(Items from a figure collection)
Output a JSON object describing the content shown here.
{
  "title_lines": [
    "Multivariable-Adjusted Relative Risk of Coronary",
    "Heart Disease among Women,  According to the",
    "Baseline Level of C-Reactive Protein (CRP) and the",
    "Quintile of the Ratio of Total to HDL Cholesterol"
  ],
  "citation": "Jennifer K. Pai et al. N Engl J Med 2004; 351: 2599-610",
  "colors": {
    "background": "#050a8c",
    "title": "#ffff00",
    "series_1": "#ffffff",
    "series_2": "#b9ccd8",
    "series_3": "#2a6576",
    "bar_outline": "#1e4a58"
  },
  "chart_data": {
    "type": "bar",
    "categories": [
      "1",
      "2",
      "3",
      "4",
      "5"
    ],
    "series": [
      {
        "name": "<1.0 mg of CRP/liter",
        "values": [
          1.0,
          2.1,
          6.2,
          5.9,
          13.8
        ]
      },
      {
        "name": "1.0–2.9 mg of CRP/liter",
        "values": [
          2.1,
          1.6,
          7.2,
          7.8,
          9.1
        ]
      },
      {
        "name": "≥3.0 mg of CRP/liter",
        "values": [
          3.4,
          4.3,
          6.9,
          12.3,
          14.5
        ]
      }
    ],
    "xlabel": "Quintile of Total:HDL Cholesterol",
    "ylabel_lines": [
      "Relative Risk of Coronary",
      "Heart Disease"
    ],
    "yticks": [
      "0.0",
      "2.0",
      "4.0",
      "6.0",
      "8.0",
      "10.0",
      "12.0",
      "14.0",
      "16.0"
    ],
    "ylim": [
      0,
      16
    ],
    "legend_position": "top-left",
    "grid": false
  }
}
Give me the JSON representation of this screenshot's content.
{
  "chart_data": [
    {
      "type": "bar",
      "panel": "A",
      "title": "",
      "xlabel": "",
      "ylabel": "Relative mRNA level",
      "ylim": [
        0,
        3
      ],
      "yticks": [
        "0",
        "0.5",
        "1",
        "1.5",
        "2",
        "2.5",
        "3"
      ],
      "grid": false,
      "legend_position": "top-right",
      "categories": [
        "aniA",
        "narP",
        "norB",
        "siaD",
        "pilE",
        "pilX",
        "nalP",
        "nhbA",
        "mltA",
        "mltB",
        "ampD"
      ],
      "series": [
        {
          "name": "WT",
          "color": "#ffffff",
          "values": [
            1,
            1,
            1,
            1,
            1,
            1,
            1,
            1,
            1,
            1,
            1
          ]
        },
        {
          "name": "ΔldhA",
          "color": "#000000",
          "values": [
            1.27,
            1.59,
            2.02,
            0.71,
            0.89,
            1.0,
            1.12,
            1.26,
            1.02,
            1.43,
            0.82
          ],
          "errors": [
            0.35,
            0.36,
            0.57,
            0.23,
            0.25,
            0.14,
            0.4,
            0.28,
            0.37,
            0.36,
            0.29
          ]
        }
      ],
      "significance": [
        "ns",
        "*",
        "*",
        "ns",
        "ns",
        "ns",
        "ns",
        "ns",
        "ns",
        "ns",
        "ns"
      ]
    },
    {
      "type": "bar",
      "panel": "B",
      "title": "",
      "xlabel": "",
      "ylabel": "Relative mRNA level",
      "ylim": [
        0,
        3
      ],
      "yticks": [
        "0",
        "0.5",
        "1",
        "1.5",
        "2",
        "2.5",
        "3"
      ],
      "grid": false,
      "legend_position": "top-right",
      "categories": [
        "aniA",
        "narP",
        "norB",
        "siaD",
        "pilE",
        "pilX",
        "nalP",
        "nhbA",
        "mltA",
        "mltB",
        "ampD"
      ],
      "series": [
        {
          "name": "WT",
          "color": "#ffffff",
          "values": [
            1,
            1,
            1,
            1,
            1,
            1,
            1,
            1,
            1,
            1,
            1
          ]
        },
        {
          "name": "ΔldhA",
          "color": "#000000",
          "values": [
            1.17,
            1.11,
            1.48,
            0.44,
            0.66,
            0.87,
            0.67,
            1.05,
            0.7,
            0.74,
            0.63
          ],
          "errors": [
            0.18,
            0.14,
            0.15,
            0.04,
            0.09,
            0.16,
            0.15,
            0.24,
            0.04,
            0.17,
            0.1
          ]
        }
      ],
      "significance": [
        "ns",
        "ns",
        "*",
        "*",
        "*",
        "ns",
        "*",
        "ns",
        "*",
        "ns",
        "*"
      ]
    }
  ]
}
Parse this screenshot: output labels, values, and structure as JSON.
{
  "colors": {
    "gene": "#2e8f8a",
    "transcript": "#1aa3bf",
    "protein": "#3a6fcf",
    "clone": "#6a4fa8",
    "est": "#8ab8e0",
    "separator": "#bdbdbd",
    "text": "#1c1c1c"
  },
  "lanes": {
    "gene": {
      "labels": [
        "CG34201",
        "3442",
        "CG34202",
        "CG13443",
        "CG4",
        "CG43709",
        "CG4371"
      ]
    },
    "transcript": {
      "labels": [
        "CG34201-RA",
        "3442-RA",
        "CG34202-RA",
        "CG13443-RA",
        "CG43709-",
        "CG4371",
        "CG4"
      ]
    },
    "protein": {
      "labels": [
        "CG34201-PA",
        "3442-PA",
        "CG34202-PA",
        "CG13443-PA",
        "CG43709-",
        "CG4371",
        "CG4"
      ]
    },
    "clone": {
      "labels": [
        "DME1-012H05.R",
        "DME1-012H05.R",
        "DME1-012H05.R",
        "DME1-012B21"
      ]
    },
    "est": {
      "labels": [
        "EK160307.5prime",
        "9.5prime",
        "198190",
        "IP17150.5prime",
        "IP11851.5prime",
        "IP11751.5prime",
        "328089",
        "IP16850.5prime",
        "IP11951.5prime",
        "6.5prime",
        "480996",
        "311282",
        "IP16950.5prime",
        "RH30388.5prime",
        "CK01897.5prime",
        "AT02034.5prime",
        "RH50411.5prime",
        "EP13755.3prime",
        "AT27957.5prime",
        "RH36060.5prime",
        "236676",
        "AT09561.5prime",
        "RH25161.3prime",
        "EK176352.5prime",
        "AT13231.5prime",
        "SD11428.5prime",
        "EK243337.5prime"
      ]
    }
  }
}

ABOUT THIS TASK:
Your answer must be an exact copy of every entry above.

SOLUTION:
Output a JSON object describing the content shown here.
{
  "title_lines": [
    "Multivariable-Adjusted Relative Risk of Coronary",
    "Heart Disease among Women,  According to the",
    "Baseline Level of C-Reactive Protein (CRP) and the",
    "Quintile of the Ratio of Total to HDL Cholesterol"
  ],
  "citation": "Jennifer K. Pai et al. N Engl J Med 2004; 351: 2599-610",
  "colors": {
    "background": "#050a8c",
    "title": "#ffff00",
    "series_1": "#ffffff",
    "series_2": "#b9ccd8",
    "series_3": "#2a6576",
    "bar_outline": "#1e4a58"
  },
  "chart_data": {
    "type": "bar",
    "categories": [
      "1",
      "2",
      "3",
      "4",
      "5"
    ],
    "series": [
      {
        "name": "<1.0 mg of CRP/liter",
        "values": [
          1.0,
          2.1,
          6.2,
          5.9,
          13.8
        ]
      },
      {
        "name": "1.0–2.9 mg of CRP/liter",
        "values": [
          2.1,
          1.6,
          7.2,
          7.8,
          9.1
        ]
      },
      {
        "name": "≥3.0 mg of CRP/liter",
        "values": [
          3.4,
          4.3,
          6.9,
          12.3,
          14.5
        ]
      }
    ],
    "xlabel": "Quintile of Total:HDL Cholesterol",
    "ylabel_lines": [
      "Relative Risk of Coronary",
      "Heart Disease"
    ],
    "yticks": [
      "0.0",
      "2.0",
      "4.0",
      "6.0",
      "8.0",
      "10.0",
      "12.0",
      "14.0",
      "16.0"
    ],
    "ylim": [
      0,
      16
    ],
    "legend_position": "top-left",
    "grid": false
  }
}
Give me the JSON representation of this screenshot's content.
{
  "chart_data": [
    {
      "type": "bar",
      "panel": "A",
      "title": "",
      "xlabel": "",
      "ylabel": "Relative mRNA level",
      "ylim": [
        0,
        3
      ],
      "yticks": [
        "0",
        "0.5",
        "1",
        "1.5",
        "2",
        "2.5",
        "3"
      ],
      "grid": false,
      "legend_position": "top-right",
      "categories": [
        "aniA",
        "narP",
        "norB",
        "siaD",
        "pilE",
        "pilX",
        "nalP",
        "nhbA",
        "mltA",
        "mltB",
        "ampD"
      ],
      "series": [
        {
          "name": "WT",
          "color": "#ffffff",
          "values": [
            1,
            1,
            1,
            1,
            1,
            1,
            1,
            1,
            1,
            1,
            1
          ]
        },
        {
          "name": "ΔldhA",
          "color": "#000000",
          "values": [
            1.27,
            1.59,
            2.02,
            0.71,
            0.89,
            1.0,
            1.12,
            1.26,
            1.02,
            1.43,
            0.82
          ],
          "errors": [
            0.35,
            0.36,
            0.57,
            0.23,
            0.25,
            0.14,
            0.4,
            0.28,
            0.37,
            0.36,
            0.29
          ]
        }
      ],
      "significance": [
        "ns",
        "*",
        "*",
        "ns",
        "ns",
        "ns",
        "ns",
        "ns",
        "ns",
        "ns",
        "ns"
      ]
    },
    {
      "type": "bar",
      "panel": "B",
      "title": "",
      "xlabel": "",
      "ylabel": "Relative mRNA level",
      "ylim": [
        0,
        3
      ],
      "yticks": [
        "0",
        "0.5",
        "1",
        "1.5",
        "2",
        "2.5",
        "3"
      ],
      "grid": false,
      "legend_position": "top-right",
      "categories": [
        "aniA",
        "narP",
        "norB",
        "siaD",
        "pilE",
        "pilX",
        "nalP",
        "nhbA",
        "mltA",
        "mltB",
        "ampD"
      ],
      "series": [
        {
          "name": "WT",
          "color": "#ffffff",
          "values": [
            1,
            1,
            1,
            1,
            1,
            1,
            1,
            1,
            1,
            1,
            1
          ]
        },
        {
          "name": "ΔldhA",
          "color": "#000000",
          "values": [
            1.17,
            1.11,
            1.48,
            0.44,
            0.66,
            0.87,
            0.67,
            1.05,
            0.7,
            0.74,
            0.63
          ],
          "errors": [
            0.18,
            0.14,
            0.15,
            0.04,
            0.09,
            0.16,
            0.15,
            0.24,
            0.04,
            0.17,
            0.1
          ]
        }
      ],
      "significance": [
        "ns",
        "ns",
        "*",
        "*",
        "*",
        "ns",
        "*",
        "ns",
        "*",
        "ns",
        "*"
      ]
    }
  ]
}
Parse this screenshot: output labels, values, and structure as JSON.
{
  "colors": {
    "gene": "#2e8f8a",
    "transcript": "#1aa3bf",
    "protein": "#3a6fcf",
    "clone": "#6a4fa8",
    "est": "#8ab8e0",
    "separator": "#bdbdbd",
    "text": "#1c1c1c"
  },
  "lanes": {
    "gene": {
      "labels": [
        "CG34201",
        "3442",
        "CG34202",
        "CG13443",
        "CG4",
        "CG43709",
        "CG4371"
      ]
    },
    "transcript": {
      "labels": [
        "CG34201-RA",
        "3442-RA",
        "CG34202-RA",
        "CG13443-RA",
        "CG43709-",
        "CG4371",
        "CG4"
      ]
    },
    "protein": {
      "labels": [
        "CG34201-PA",
        "3442-PA",
        "CG34202-PA",
        "CG13443-PA",
        "CG43709-",
        "CG4371",
        "CG4"
      ]
    },
    "clone": {
      "labels": [
        "DME1-012H05.R",
        "DME1-012H05.R",
        "DME1-012H05.R",
        "DME1-012B21"
      ]
    },
    "est": {
      "labels": [
        "EK160307.5prime",
        "9.5prime",
        "198190",
        "IP17150.5prime",
        "IP11851.5prime",
        "IP11751.5prime",
        "328089",
        "IP16850.5prime",
        "IP11951.5prime",
        "6.5prime",
        "480996",
        "311282",
        "IP16950.5prime",
        "RH30388.5prime",
        "CK01897.5prime",
        "AT02034.5prime",
        "RH50411.5prime",
        "EP13755.3prime",
        "AT27957.5prime",
        "RH36060.5prime",
        "236676",
        "AT09561.5prime",
        "RH25161.3prime",
        "EK176352.5prime",
        "AT13231.5prime",
        "SD11428.5prime",
        "EK243337.5prime"
      ]
    }
  }
}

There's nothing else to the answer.